Scan the entries below and count the lines holding the string "type". Supply only the number.

### [Entries]

........

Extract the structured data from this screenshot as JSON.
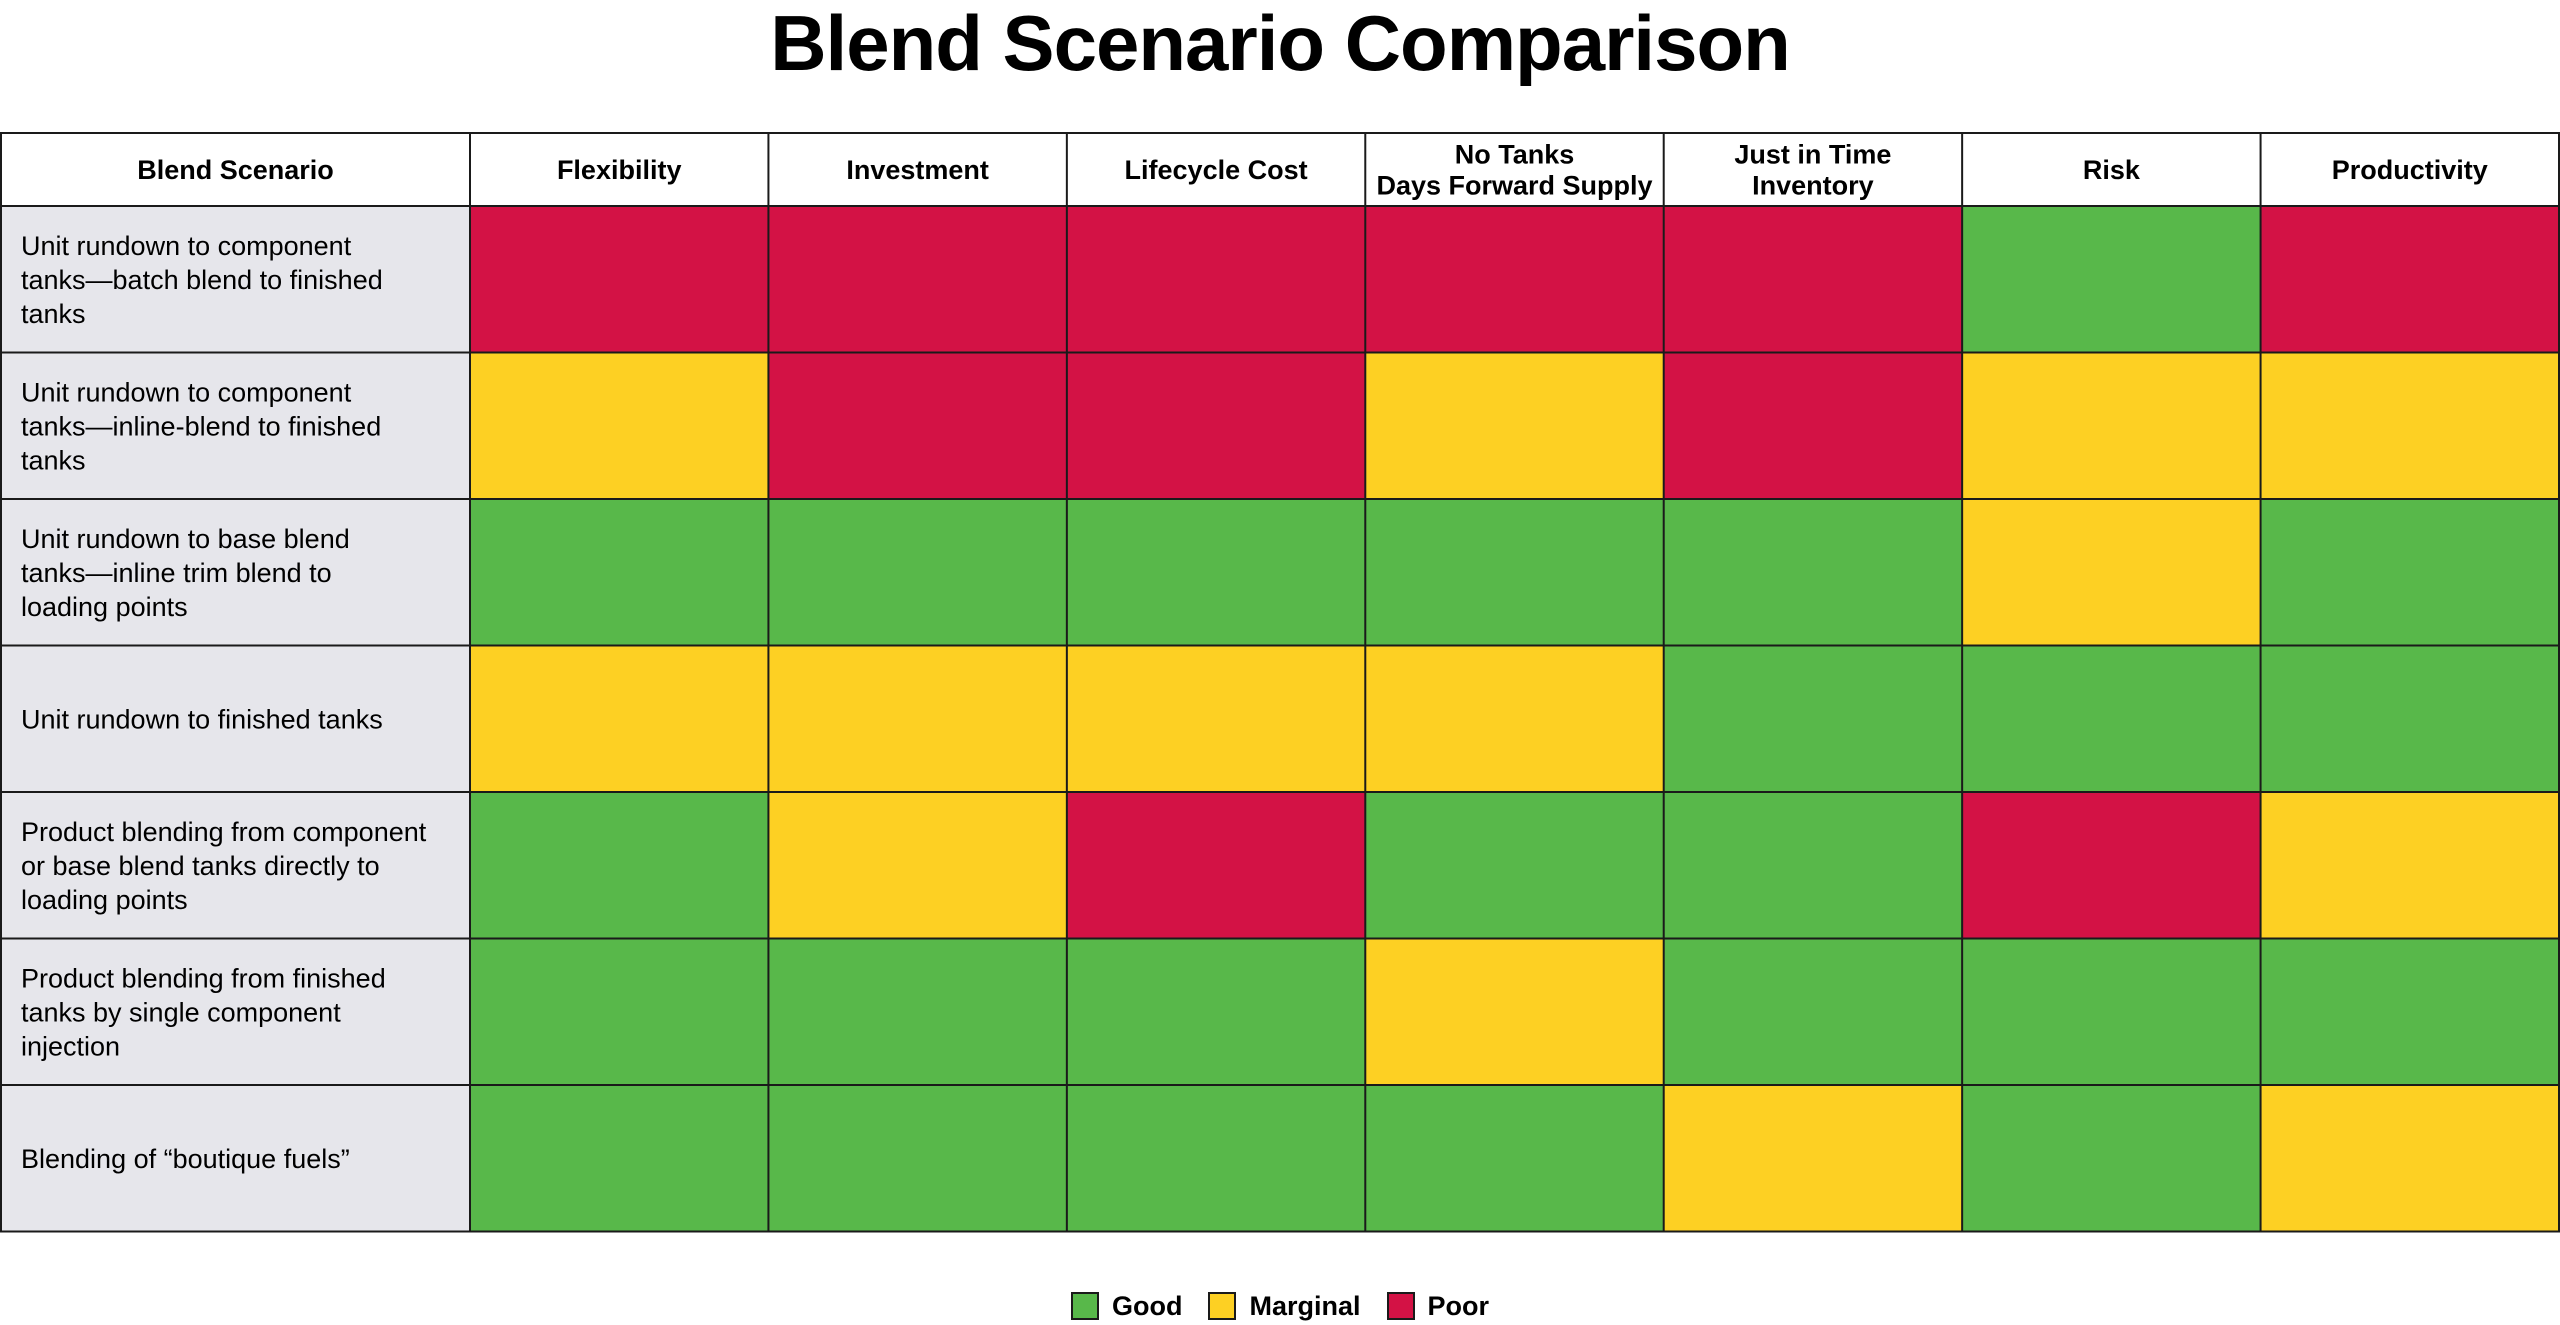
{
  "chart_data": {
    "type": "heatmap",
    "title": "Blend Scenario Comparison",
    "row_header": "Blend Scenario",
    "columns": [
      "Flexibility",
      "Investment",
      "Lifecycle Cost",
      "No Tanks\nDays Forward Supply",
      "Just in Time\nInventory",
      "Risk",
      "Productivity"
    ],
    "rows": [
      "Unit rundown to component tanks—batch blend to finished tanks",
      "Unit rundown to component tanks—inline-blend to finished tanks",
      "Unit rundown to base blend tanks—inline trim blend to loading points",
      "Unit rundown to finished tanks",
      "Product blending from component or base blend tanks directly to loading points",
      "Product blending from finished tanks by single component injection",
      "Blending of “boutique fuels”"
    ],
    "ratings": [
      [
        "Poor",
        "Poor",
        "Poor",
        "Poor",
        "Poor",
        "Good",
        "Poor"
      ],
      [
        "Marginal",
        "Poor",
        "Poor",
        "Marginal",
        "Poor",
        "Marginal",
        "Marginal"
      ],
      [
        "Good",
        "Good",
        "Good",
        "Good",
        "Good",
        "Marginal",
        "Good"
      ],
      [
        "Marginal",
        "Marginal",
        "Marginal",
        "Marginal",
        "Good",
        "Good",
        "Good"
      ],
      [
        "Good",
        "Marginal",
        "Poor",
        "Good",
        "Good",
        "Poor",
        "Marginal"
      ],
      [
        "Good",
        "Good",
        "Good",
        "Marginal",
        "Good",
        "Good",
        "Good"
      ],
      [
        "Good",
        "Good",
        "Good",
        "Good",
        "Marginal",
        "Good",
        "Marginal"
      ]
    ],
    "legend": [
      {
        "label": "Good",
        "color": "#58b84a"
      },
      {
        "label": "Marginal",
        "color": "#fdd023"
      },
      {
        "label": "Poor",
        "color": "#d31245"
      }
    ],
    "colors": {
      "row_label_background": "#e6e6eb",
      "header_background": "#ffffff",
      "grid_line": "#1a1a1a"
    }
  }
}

........

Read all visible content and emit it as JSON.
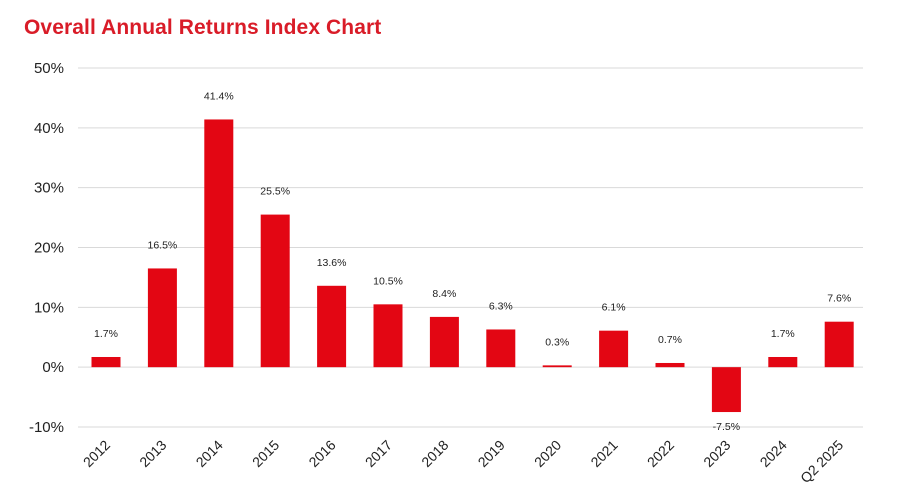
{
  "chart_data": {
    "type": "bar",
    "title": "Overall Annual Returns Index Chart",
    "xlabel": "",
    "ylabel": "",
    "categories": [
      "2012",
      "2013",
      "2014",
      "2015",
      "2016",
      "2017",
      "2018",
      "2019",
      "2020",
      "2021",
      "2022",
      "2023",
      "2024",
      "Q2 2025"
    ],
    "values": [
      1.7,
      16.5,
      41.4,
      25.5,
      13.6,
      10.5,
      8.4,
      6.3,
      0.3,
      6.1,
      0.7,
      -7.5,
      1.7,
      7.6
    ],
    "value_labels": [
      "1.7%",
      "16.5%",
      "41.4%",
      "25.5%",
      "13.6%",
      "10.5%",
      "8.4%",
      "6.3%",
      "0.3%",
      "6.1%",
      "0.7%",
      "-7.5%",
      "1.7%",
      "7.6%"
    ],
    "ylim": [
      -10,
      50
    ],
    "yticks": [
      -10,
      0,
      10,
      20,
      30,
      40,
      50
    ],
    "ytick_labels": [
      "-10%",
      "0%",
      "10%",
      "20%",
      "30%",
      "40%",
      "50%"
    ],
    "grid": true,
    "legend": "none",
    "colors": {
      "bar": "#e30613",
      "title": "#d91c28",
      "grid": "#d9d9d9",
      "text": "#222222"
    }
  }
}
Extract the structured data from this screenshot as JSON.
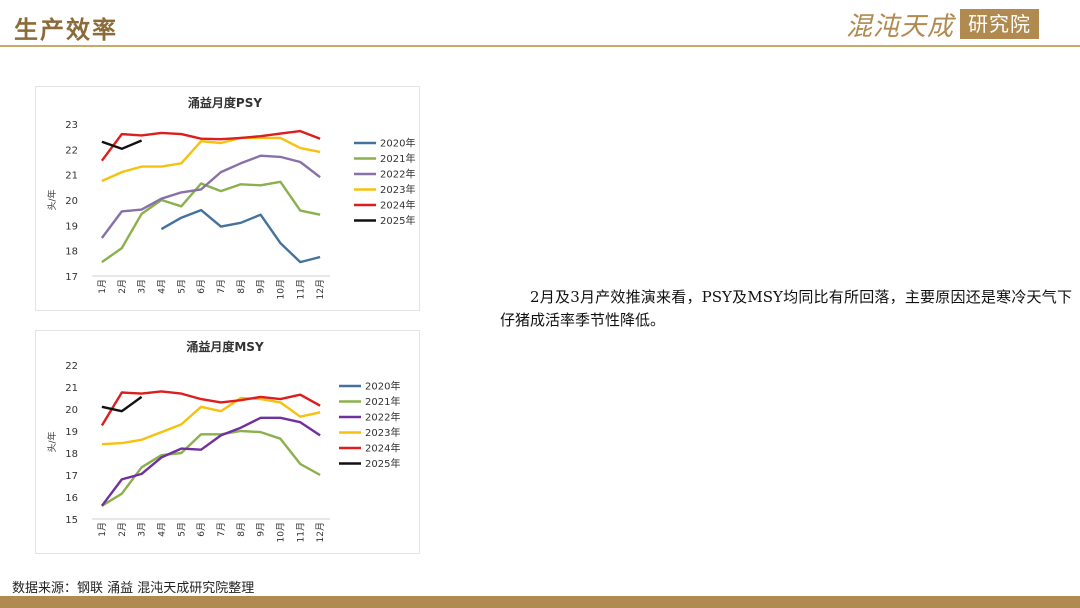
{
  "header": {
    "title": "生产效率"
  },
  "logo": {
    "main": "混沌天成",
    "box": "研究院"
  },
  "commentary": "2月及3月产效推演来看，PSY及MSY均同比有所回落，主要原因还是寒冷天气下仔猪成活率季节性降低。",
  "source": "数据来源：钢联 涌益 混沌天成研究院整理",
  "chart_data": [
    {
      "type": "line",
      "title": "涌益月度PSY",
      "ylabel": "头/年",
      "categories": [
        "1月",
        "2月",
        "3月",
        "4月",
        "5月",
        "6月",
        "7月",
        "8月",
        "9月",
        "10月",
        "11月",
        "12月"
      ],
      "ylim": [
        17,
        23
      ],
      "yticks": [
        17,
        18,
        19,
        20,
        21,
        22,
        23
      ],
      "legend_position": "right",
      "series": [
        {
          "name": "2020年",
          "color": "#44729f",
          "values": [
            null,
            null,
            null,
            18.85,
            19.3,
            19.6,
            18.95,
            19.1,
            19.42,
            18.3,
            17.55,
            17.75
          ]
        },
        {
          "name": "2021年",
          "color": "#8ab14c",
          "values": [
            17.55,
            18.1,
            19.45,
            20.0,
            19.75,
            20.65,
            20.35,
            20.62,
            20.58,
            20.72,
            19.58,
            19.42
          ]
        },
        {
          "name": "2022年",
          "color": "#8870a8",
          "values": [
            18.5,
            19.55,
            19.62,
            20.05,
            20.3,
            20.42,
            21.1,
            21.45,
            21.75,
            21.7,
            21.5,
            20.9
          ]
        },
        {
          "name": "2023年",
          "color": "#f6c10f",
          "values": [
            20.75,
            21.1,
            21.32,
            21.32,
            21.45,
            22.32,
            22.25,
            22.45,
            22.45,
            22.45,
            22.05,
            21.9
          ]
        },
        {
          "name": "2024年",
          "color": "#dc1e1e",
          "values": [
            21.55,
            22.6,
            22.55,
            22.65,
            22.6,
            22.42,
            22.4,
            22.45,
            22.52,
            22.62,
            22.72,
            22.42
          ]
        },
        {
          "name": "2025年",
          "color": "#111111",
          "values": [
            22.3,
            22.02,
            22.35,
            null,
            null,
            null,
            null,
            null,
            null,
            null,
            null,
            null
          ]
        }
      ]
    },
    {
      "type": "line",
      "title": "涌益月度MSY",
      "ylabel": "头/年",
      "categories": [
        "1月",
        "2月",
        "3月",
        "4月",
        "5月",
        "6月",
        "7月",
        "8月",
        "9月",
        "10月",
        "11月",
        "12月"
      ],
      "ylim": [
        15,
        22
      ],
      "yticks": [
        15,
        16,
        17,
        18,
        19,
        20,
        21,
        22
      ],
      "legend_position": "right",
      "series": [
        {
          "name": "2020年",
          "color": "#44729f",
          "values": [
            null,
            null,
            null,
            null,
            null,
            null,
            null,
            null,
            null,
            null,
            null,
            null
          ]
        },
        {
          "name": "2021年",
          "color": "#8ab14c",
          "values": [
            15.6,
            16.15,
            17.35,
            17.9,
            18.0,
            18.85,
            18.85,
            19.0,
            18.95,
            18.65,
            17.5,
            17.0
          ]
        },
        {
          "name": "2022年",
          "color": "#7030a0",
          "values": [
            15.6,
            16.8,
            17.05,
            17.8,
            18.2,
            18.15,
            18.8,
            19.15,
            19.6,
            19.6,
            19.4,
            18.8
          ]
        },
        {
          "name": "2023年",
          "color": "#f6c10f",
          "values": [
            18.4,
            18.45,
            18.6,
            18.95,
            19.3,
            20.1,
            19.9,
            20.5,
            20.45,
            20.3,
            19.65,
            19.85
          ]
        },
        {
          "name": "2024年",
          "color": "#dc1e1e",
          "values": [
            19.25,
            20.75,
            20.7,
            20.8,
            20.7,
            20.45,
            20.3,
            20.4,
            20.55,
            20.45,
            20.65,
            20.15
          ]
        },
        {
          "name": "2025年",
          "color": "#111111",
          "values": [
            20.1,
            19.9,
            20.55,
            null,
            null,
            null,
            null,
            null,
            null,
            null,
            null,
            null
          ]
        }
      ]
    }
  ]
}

........

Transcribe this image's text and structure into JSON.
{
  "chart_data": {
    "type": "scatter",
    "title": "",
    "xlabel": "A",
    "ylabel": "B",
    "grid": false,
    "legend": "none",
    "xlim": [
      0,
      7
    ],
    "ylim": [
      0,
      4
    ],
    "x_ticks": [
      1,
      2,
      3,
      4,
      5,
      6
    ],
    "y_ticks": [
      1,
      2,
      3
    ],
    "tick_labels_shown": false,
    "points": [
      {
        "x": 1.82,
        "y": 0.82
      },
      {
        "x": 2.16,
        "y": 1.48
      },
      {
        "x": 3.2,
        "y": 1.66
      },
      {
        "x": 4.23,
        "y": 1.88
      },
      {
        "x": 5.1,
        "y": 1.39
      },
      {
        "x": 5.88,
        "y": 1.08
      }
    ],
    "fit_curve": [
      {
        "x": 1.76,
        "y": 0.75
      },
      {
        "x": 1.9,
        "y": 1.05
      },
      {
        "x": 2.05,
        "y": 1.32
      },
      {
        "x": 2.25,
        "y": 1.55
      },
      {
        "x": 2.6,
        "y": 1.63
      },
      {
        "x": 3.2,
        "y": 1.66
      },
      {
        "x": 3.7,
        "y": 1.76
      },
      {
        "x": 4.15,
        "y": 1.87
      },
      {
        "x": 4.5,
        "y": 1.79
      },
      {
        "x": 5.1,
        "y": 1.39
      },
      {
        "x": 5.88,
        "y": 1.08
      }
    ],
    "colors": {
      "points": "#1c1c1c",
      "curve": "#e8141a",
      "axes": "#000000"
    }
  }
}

........

### [The output]
5